Task details
Reproduce the lines below word for word, leaving out the pictures.
══ Data shown
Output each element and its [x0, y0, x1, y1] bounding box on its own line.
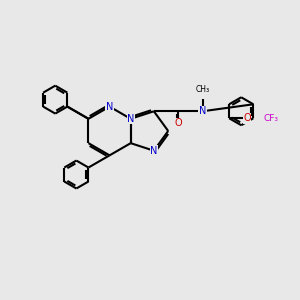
- Text: O: O: [243, 113, 251, 123]
- Text: N: N: [199, 106, 206, 116]
- Text: N: N: [127, 114, 134, 124]
- Text: CH₃: CH₃: [196, 85, 210, 94]
- Text: N: N: [106, 102, 113, 112]
- Text: N: N: [150, 146, 158, 156]
- Text: O: O: [174, 118, 182, 128]
- Text: CF₃: CF₃: [263, 114, 278, 123]
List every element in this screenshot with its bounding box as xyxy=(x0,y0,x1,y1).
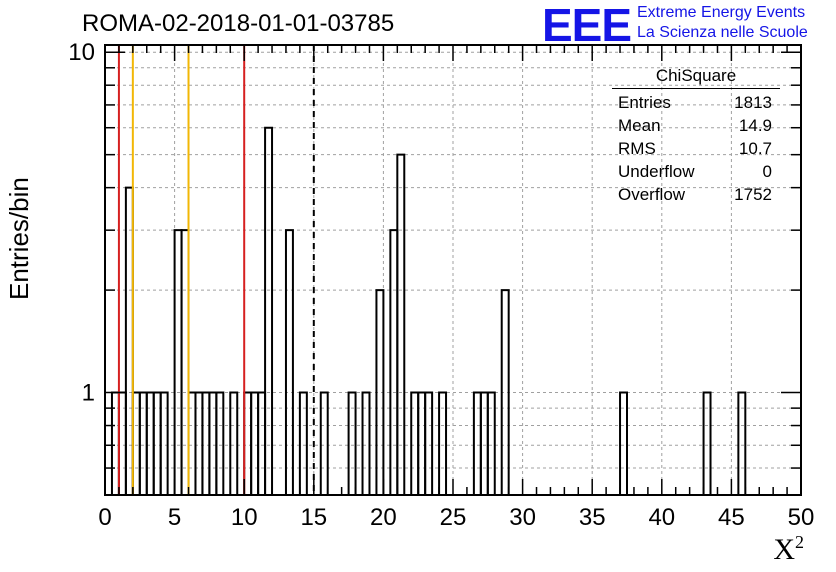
stats-row-entries: Entries 1813 xyxy=(618,93,772,112)
histogram-bin xyxy=(375,289,385,495)
y-axis-label: Entries/bin xyxy=(4,177,34,300)
histogram-bin xyxy=(159,391,169,495)
histogram-bin xyxy=(124,186,134,495)
x-tick-label: 5 xyxy=(168,504,181,531)
x-tick-label: 10 xyxy=(231,504,258,531)
x-tick-label: 50 xyxy=(788,504,815,531)
histogram-bin xyxy=(702,391,712,495)
histogram-bin xyxy=(361,391,371,495)
eee-logo: EEE xyxy=(542,0,632,51)
stats-row-mean: Mean 14.9 xyxy=(618,116,772,135)
stats-row-overflow: Overflow 1752 xyxy=(618,185,772,204)
y-tick-label: 1 xyxy=(82,380,95,407)
histogram-bin xyxy=(438,391,448,495)
stats-box: ChiSquare Entries 1813 Mean 14.9 RMS 10.7 U… xyxy=(612,66,780,206)
x-tick-label: 15 xyxy=(300,504,327,531)
histogram-bin xyxy=(347,391,357,495)
histogram-bin xyxy=(424,391,434,495)
histogram-bin xyxy=(619,391,628,495)
histogram-bin xyxy=(500,289,510,495)
x-tick-label: 25 xyxy=(440,504,467,531)
x-tick-label: 0 xyxy=(98,504,111,531)
x-tick-label: 40 xyxy=(648,504,675,531)
histogram-bin xyxy=(180,229,190,495)
plot-title: ROMA-02-2018-01-01-03785 xyxy=(82,10,395,37)
x-tick-label: 30 xyxy=(509,504,536,531)
stats-row-underflow: Underflow 0 xyxy=(618,162,772,181)
histogram-bin xyxy=(173,229,183,495)
x-tick-label: 45 xyxy=(718,504,745,531)
x-tick-label: 20 xyxy=(370,504,397,531)
histogram-bin xyxy=(737,391,747,495)
histogram-bin xyxy=(264,126,274,495)
logo-tagline-1: Extreme Energy Events xyxy=(637,4,806,21)
histogram-bin xyxy=(229,391,239,495)
histogram-bin xyxy=(486,391,496,495)
stats-row-rms: RMS 10.7 xyxy=(618,139,772,158)
logo-tagline-2: La Scienza nelle Scuole xyxy=(637,24,808,41)
y-tick-label: 10 xyxy=(68,39,95,66)
stats-box-title: ChiSquare xyxy=(612,66,780,89)
x-tick-label: 35 xyxy=(579,504,606,531)
histogram-bin xyxy=(298,391,308,495)
x-axis-label: X2 xyxy=(773,532,804,567)
histogram-bin xyxy=(215,391,225,495)
x-axis-label-superscript: 2 xyxy=(795,532,804,552)
histogram-bin xyxy=(284,229,294,495)
histogram-bin xyxy=(319,391,329,495)
x-axis-label-text: X xyxy=(773,533,795,566)
histogram-bin xyxy=(396,153,406,495)
histogram-bin xyxy=(389,229,399,495)
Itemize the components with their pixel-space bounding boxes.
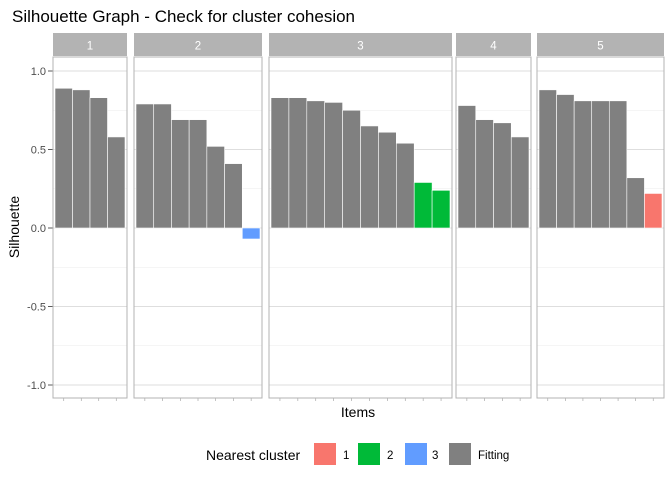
════
Task response
Output each element and its [x0, y0, x1, y1] bounding box on its own line.
- Text: O: O: [243, 113, 251, 123]
- Text: N: N: [199, 106, 206, 116]
- Text: N: N: [127, 114, 134, 124]
- Text: CH₃: CH₃: [196, 85, 210, 94]
- Text: N: N: [106, 102, 113, 112]
- Text: N: N: [150, 146, 158, 156]
- Text: O: O: [174, 118, 182, 128]
- Text: CF₃: CF₃: [263, 114, 278, 123]
List every element in this screenshot with its bounding box as xyxy=(x0,y0,x1,y1).
stats-row-entries: Entries 1813 xyxy=(618,93,772,112)
histogram-bin xyxy=(375,289,385,495)
y-axis-label: Entries/bin xyxy=(4,177,34,300)
histogram-bin xyxy=(159,391,169,495)
histogram-bin xyxy=(124,186,134,495)
x-tick-label: 5 xyxy=(168,504,181,531)
x-tick-label: 10 xyxy=(231,504,258,531)
x-tick-label: 50 xyxy=(788,504,815,531)
histogram-bin xyxy=(702,391,712,495)
histogram-bin xyxy=(361,391,371,495)
eee-logo: EEE xyxy=(542,0,632,51)
stats-row-mean: Mean 14.9 xyxy=(618,116,772,135)
stats-row-overflow: Overflow 1752 xyxy=(618,185,772,204)
y-tick-label: 1 xyxy=(82,380,95,407)
histogram-bin xyxy=(438,391,448,495)
stats-box: ChiSquare Entries 1813 Mean 14.9 RMS 10.7 U… xyxy=(612,66,780,206)
x-tick-label: 15 xyxy=(300,504,327,531)
histogram-bin xyxy=(347,391,357,495)
histogram-bin xyxy=(424,391,434,495)
histogram-bin xyxy=(619,391,628,495)
histogram-bin xyxy=(500,289,510,495)
x-tick-label: 25 xyxy=(440,504,467,531)
x-tick-label: 0 xyxy=(98,504,111,531)
x-tick-label: 40 xyxy=(648,504,675,531)
histogram-bin xyxy=(180,229,190,495)
plot-title: ROMA-02-2018-01-01-03785 xyxy=(82,10,395,37)
x-tick-label: 30 xyxy=(509,504,536,531)
stats-row-underflow: Underflow 0 xyxy=(618,162,772,181)
histogram-bin xyxy=(173,229,183,495)
x-tick-label: 45 xyxy=(718,504,745,531)
x-tick-label: 20 xyxy=(370,504,397,531)
histogram-bin xyxy=(737,391,747,495)
histogram-bin xyxy=(264,126,274,495)
logo-tagline-1: Extreme Energy Events xyxy=(637,4,806,21)
histogram-bin xyxy=(229,391,239,495)
histogram-bin xyxy=(486,391,496,495)
stats-row-rms: RMS 10.7 xyxy=(618,139,772,158)
logo-tagline-2: La Scienza nelle Scuole xyxy=(637,24,808,41)
y-tick-label: 10 xyxy=(68,39,95,66)
stats-box-title: ChiSquare xyxy=(612,66,780,89)
x-tick-label: 35 xyxy=(579,504,606,531)
histogram-bin xyxy=(298,391,308,495)
x-axis-label: X2 xyxy=(773,532,804,567)
histogram-bin xyxy=(215,391,225,495)
x-axis-label-superscript: 2 xyxy=(795,532,804,552)
histogram-bin xyxy=(284,229,294,495)
histogram-bin xyxy=(319,391,329,495)
x-axis-label-text: X xyxy=(773,533,795,566)
histogram-bin xyxy=(396,153,406,495)
histogram-bin xyxy=(389,229,399,495)
Itemize the components with their pixel-space bounding boxes.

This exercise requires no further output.